[begin AVAILABLE RECORDS]
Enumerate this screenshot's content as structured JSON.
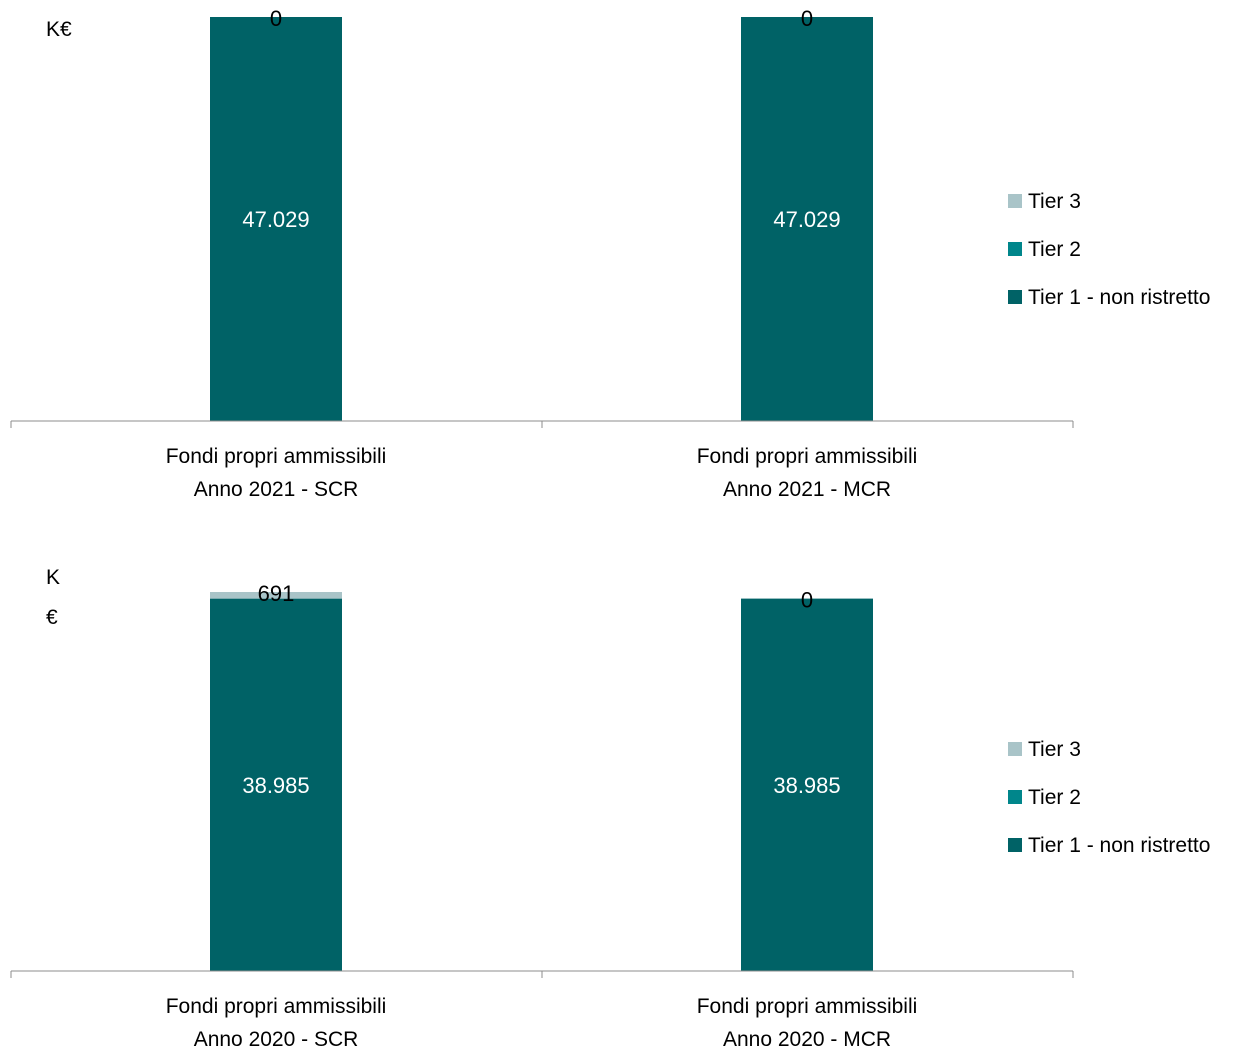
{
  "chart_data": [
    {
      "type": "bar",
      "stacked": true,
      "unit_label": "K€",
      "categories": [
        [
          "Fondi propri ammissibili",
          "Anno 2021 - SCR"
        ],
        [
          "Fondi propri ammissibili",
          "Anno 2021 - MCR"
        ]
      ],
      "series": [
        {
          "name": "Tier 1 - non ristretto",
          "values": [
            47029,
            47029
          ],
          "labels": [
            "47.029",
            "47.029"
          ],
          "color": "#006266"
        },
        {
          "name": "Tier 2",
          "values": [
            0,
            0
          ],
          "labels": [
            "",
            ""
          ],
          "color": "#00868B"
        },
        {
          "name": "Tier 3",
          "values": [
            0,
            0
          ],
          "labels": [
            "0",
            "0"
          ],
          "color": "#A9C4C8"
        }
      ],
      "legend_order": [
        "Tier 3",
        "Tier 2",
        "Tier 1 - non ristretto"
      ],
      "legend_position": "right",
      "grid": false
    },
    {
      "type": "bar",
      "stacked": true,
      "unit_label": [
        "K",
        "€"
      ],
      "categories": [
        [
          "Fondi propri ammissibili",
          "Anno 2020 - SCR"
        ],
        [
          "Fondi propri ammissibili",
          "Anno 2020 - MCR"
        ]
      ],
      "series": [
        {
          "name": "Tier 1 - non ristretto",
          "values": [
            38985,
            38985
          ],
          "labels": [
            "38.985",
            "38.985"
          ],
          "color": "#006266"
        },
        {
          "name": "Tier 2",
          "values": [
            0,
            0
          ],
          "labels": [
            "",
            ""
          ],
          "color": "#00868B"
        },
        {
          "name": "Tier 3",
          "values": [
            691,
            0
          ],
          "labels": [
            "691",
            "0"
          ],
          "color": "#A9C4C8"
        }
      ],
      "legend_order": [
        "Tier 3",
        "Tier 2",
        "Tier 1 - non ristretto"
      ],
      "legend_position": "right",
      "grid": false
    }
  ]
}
[end AVAILABLE RECORDS]
- [WHAT YOU WILL DO]
Quote the records above exactly, leaving out any pictures.

- [RESPONSE]
Enumerate this screenshot's content as structured JSON.
{
  "chart_data": [
    {
      "type": "bar",
      "stacked": true,
      "unit_label": "K€",
      "categories": [
        [
          "Fondi propri ammissibili",
          "Anno 2021 - SCR"
        ],
        [
          "Fondi propri ammissibili",
          "Anno 2021 - MCR"
        ]
      ],
      "series": [
        {
          "name": "Tier 1 - non ristretto",
          "values": [
            47029,
            47029
          ],
          "labels": [
            "47.029",
            "47.029"
          ],
          "color": "#006266"
        },
        {
          "name": "Tier 2",
          "values": [
            0,
            0
          ],
          "labels": [
            "",
            ""
          ],
          "color": "#00868B"
        },
        {
          "name": "Tier 3",
          "values": [
            0,
            0
          ],
          "labels": [
            "0",
            "0"
          ],
          "color": "#A9C4C8"
        }
      ],
      "legend_order": [
        "Tier 3",
        "Tier 2",
        "Tier 1 - non ristretto"
      ],
      "legend_position": "right",
      "grid": false
    },
    {
      "type": "bar",
      "stacked": true,
      "unit_label": [
        "K",
        "€"
      ],
      "categories": [
        [
          "Fondi propri ammissibili",
          "Anno 2020 - SCR"
        ],
        [
          "Fondi propri ammissibili",
          "Anno 2020 - MCR"
        ]
      ],
      "series": [
        {
          "name": "Tier 1 - non ristretto",
          "values": [
            38985,
            38985
          ],
          "labels": [
            "38.985",
            "38.985"
          ],
          "color": "#006266"
        },
        {
          "name": "Tier 2",
          "values": [
            0,
            0
          ],
          "labels": [
            "",
            ""
          ],
          "color": "#00868B"
        },
        {
          "name": "Tier 3",
          "values": [
            691,
            0
          ],
          "labels": [
            "691",
            "0"
          ],
          "color": "#A9C4C8"
        }
      ],
      "legend_order": [
        "Tier 3",
        "Tier 2",
        "Tier 1 - non ristretto"
      ],
      "legend_position": "right",
      "grid": false
    }
  ]
}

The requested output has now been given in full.